* **ROWS**

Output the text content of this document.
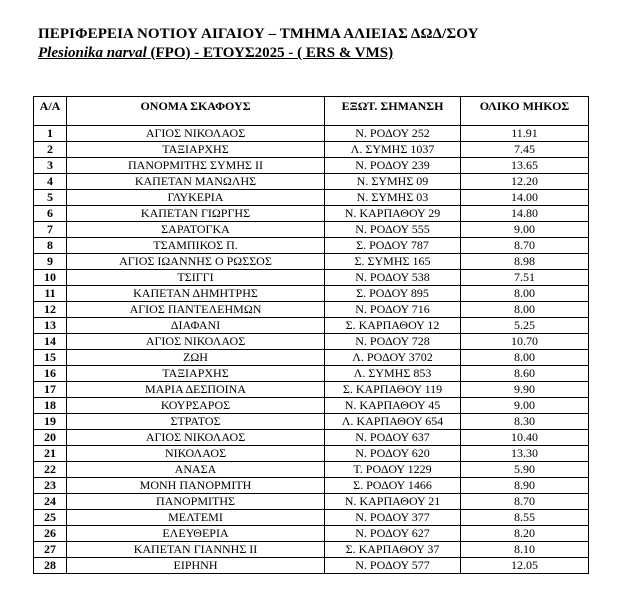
ΠΕΡΙΦΕΡΕΙΑ ΝΟΤΙΟΥ ΑΙΓΑΙΟΥ – ΤΜΗΜΑ ΑΛΙΕΙΑΣ ΔΩΔ/ΣΟΥ
Plesionika narval (FPO) - ΕΤΟΥΣ2025 - ( ERS & VMS)
Α/Α	ΟΝΟΜΑ ΣΚΑΦΟΥΣ	ΕΞΩΤ. ΣΗΜΑΝΣΗ	ΟΛΙΚΟ ΜΗΚΟΣ
1	ΑΓΙΟΣ ΝΙΚΟΛΑΟΣ	Ν. ΡΟΔΟΥ 252	11.91
2	ΤΑΞΙΑΡΧΗΣ	Λ. ΣΥΜΗΣ 1037	7.45
3	ΠΑΝΟΡΜΙΤΗΣ ΣΥΜΗΣ ΙΙ	Ν. ΡΟΔΟΥ 239	13.65
4	ΚΑΠΕΤΑΝ ΜΑΝΩΛΗΣ	Ν. ΣΥΜΗΣ 09	12.20
5	ΓΛΥΚΕΡΙΑ	Ν. ΣΥΜΗΣ 03	14.00
6	ΚΑΠΕΤΑΝ ΓΙΩΡΓΗΣ	Ν. ΚΑΡΠΑΘΟΥ 29	14.80
7	ΣΑΡΑΤΟΓΚΑ	Ν. ΡΟΔΟΥ 555	9.00
8	ΤΣΑΜΠΙΚΟΣ Π.	Σ. ΡΟΔΟΥ 787	8.70
9	ΑΓΙΟΣ ΙΩΑΝΝΗΣ Ο ΡΩΣΣΟΣ	Σ. ΣΥΜΗΣ 165	8.98
10	ΤΣΙΓΓΙ	Ν. ΡΟΔΟΥ 538	7.51
11	ΚΑΠΕΤΑΝ ΔΗΜΗΤΡΗΣ	Σ. ΡΟΔΟΥ 895	8.00
12	ΑΓΙΟΣ ΠΑΝΤΕΛΕΗΜΩΝ	Ν. ΡΟΔΟΥ 716	8.00
13	ΔΙΑΦΑΝΙ	Σ. ΚΑΡΠΑΘΟΥ 12	5.25
14	ΑΓΙΟΣ ΝΙΚΟΛΑΟΣ	Ν. ΡΟΔΟΥ 728	10.70
15	ΖΩΗ	Λ. ΡΟΔΟΥ 3702	8.00
16	ΤΑΞΙΑΡΧΗΣ	Λ. ΣΥΜΗΣ 853	8.60
17	ΜΑΡΙΑ ΔΕΣΠΟΙΝΑ	Σ. ΚΑΡΠΑΘΟΥ 119	9.90
18	ΚΟΥΡΣΑΡΟΣ	Ν. ΚΑΡΠΑΘΟΥ 45	9.00
19	ΣΤΡΑΤΟΣ	Λ. ΚΑΡΠΑΘΟΥ 654	8.30
20	ΑΓΙΟΣ ΝΙΚΟΛΑΟΣ	Ν. ΡΟΔΟΥ 637	10.40
21	ΝΙΚΟΛΑΟΣ	Ν. ΡΟΔΟΥ 620	13.30
22	ΑΝΑΣΑ	Τ. ΡΟΔΟΥ 1229	5.90
23	ΜΟΝΗ ΠΑΝΟΡΜΙΤΗ	Σ. ΡΟΔΟΥ 1466	8.90
24	ΠΑΝΟΡΜΙΤΗΣ	Ν. ΚΑΡΠΑΘΟΥ 21	8.70
25	ΜΕΛΤΕΜΙ	Ν. ΡΟΔΟΥ 377	8.55
26	ΕΛΕΥΘΕΡΙΑ	Ν. ΡΟΔΟΥ 627	8.20
27	ΚΑΠΕΤΑΝ ΓΙΑΝΝΗΣ ΙΙ	Σ. ΚΑΡΠΑΘΟΥ 37	8.10
28	ΕΙΡΗΝΗ	Ν. ΡΟΔΟΥ 577	12.05
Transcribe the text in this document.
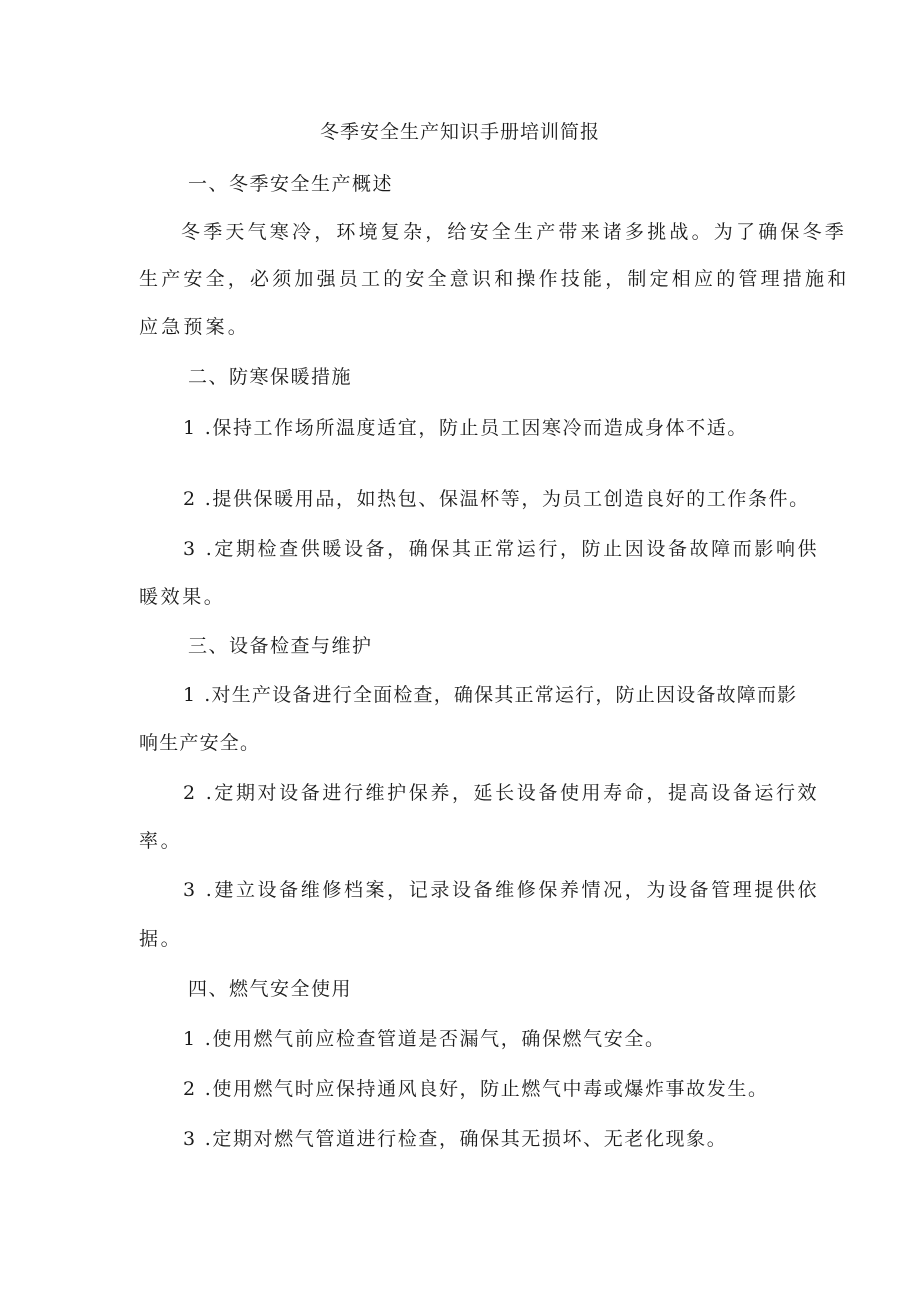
冬季安全生产知识手册培训简报
一、冬季安全生产概述
冬季天气寒冷，环境复杂，给安全生产带来诸多挑战。为了确保冬季
生产安全，必须加强员工的安全意识和操作技能，制定相应的管理措施和
应急预案。
二、防寒保暖措施
1 .保持工作场所温度适宜，防止员工因寒冷而造成身体不适。
2 .提供保暖用品，如热包、保温杯等，为员工创造良好的工作条件。
3 .定期检查供暖设备，确保其正常运行，防止因设备故障而影响供
暖效果。
三、设备检查与维护
1 .对生产设备进行全面检查，确保其正常运行，防止因设备故障而影
响生产安全。
2 .定期对设备进行维护保养，延长设备使用寿命，提高设备运行效
率。
3 .建立设备维修档案，记录设备维修保养情况，为设备管理提供依
据。
四、燃气安全使用
1 .使用燃气前应检查管道是否漏气，确保燃气安全。
2 .使用燃气时应保持通风良好，防止燃气中毒或爆炸事故发生。
3 .定期对燃气管道进行检查，确保其无损坏、无老化现象。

* **PROBLEM TO SOLVE**
Transcribe every record above exactly, leaving out the pictures.

* **RESULT OF THIS TASK**
Output the text content of this document.
ΠΕΡΙΦΕΡΕΙΑ ΝΟΤΙΟΥ ΑΙΓΑΙΟΥ – ΤΜΗΜΑ ΑΛΙΕΙΑΣ ΔΩΔ/ΣΟΥ
Plesionika narval (FPO) - ΕΤΟΥΣ2025 - ( ERS & VMS)
Α/Α	ΟΝΟΜΑ ΣΚΑΦΟΥΣ	ΕΞΩΤ. ΣΗΜΑΝΣΗ	ΟΛΙΚΟ ΜΗΚΟΣ
1	ΑΓΙΟΣ ΝΙΚΟΛΑΟΣ	Ν. ΡΟΔΟΥ 252	11.91
2	ΤΑΞΙΑΡΧΗΣ	Λ. ΣΥΜΗΣ 1037	7.45
3	ΠΑΝΟΡΜΙΤΗΣ ΣΥΜΗΣ ΙΙ	Ν. ΡΟΔΟΥ 239	13.65
4	ΚΑΠΕΤΑΝ ΜΑΝΩΛΗΣ	Ν. ΣΥΜΗΣ 09	12.20
5	ΓΛΥΚΕΡΙΑ	Ν. ΣΥΜΗΣ 03	14.00
6	ΚΑΠΕΤΑΝ ΓΙΩΡΓΗΣ	Ν. ΚΑΡΠΑΘΟΥ 29	14.80
7	ΣΑΡΑΤΟΓΚΑ	Ν. ΡΟΔΟΥ 555	9.00
8	ΤΣΑΜΠΙΚΟΣ Π.	Σ. ΡΟΔΟΥ 787	8.70
9	ΑΓΙΟΣ ΙΩΑΝΝΗΣ Ο ΡΩΣΣΟΣ	Σ. ΣΥΜΗΣ 165	8.98
10	ΤΣΙΓΓΙ	Ν. ΡΟΔΟΥ 538	7.51
11	ΚΑΠΕΤΑΝ ΔΗΜΗΤΡΗΣ	Σ. ΡΟΔΟΥ 895	8.00
12	ΑΓΙΟΣ ΠΑΝΤΕΛΕΗΜΩΝ	Ν. ΡΟΔΟΥ 716	8.00
13	ΔΙΑΦΑΝΙ	Σ. ΚΑΡΠΑΘΟΥ 12	5.25
14	ΑΓΙΟΣ ΝΙΚΟΛΑΟΣ	Ν. ΡΟΔΟΥ 728	10.70
15	ΖΩΗ	Λ. ΡΟΔΟΥ 3702	8.00
16	ΤΑΞΙΑΡΧΗΣ	Λ. ΣΥΜΗΣ 853	8.60
17	ΜΑΡΙΑ ΔΕΣΠΟΙΝΑ	Σ. ΚΑΡΠΑΘΟΥ 119	9.90
18	ΚΟΥΡΣΑΡΟΣ	Ν. ΚΑΡΠΑΘΟΥ 45	9.00
19	ΣΤΡΑΤΟΣ	Λ. ΚΑΡΠΑΘΟΥ 654	8.30
20	ΑΓΙΟΣ ΝΙΚΟΛΑΟΣ	Ν. ΡΟΔΟΥ 637	10.40
21	ΝΙΚΟΛΑΟΣ	Ν. ΡΟΔΟΥ 620	13.30
22	ΑΝΑΣΑ	Τ. ΡΟΔΟΥ 1229	5.90
23	ΜΟΝΗ ΠΑΝΟΡΜΙΤΗ	Σ. ΡΟΔΟΥ 1466	8.90
24	ΠΑΝΟΡΜΙΤΗΣ	Ν. ΚΑΡΠΑΘΟΥ 21	8.70
25	ΜΕΛΤΕΜΙ	Ν. ΡΟΔΟΥ 377	8.55
26	ΕΛΕΥΘΕΡΙΑ	Ν. ΡΟΔΟΥ 627	8.20
27	ΚΑΠΕΤΑΝ ΓΙΑΝΝΗΣ ΙΙ	Σ. ΚΑΡΠΑΘΟΥ 37	8.10
28	ΕΙΡΗΝΗ	Ν. ΡΟΔΟΥ 577	12.05
Transcribe the text in this document.
冬季安全生产知识手册培训简报
一、冬季安全生产概述
冬季天气寒冷，环境复杂，给安全生产带来诸多挑战。为了确保冬季
生产安全，必须加强员工的安全意识和操作技能，制定相应的管理措施和
应急预案。
二、防寒保暖措施
1 .保持工作场所温度适宜，防止员工因寒冷而造成身体不适。
2 .提供保暖用品，如热包、保温杯等，为员工创造良好的工作条件。
3 .定期检查供暖设备，确保其正常运行，防止因设备故障而影响供
暖效果。
三、设备检查与维护
1 .对生产设备进行全面检查，确保其正常运行，防止因设备故障而影
响生产安全。
2 .定期对设备进行维护保养，延长设备使用寿命，提高设备运行效
率。
3 .建立设备维修档案，记录设备维修保养情况，为设备管理提供依
据。
四、燃气安全使用
1 .使用燃气前应检查管道是否漏气，确保燃气安全。
2 .使用燃气时应保持通风良好，防止燃气中毒或爆炸事故发生。
3 .定期对燃气管道进行检查，确保其无损坏、无老化现象。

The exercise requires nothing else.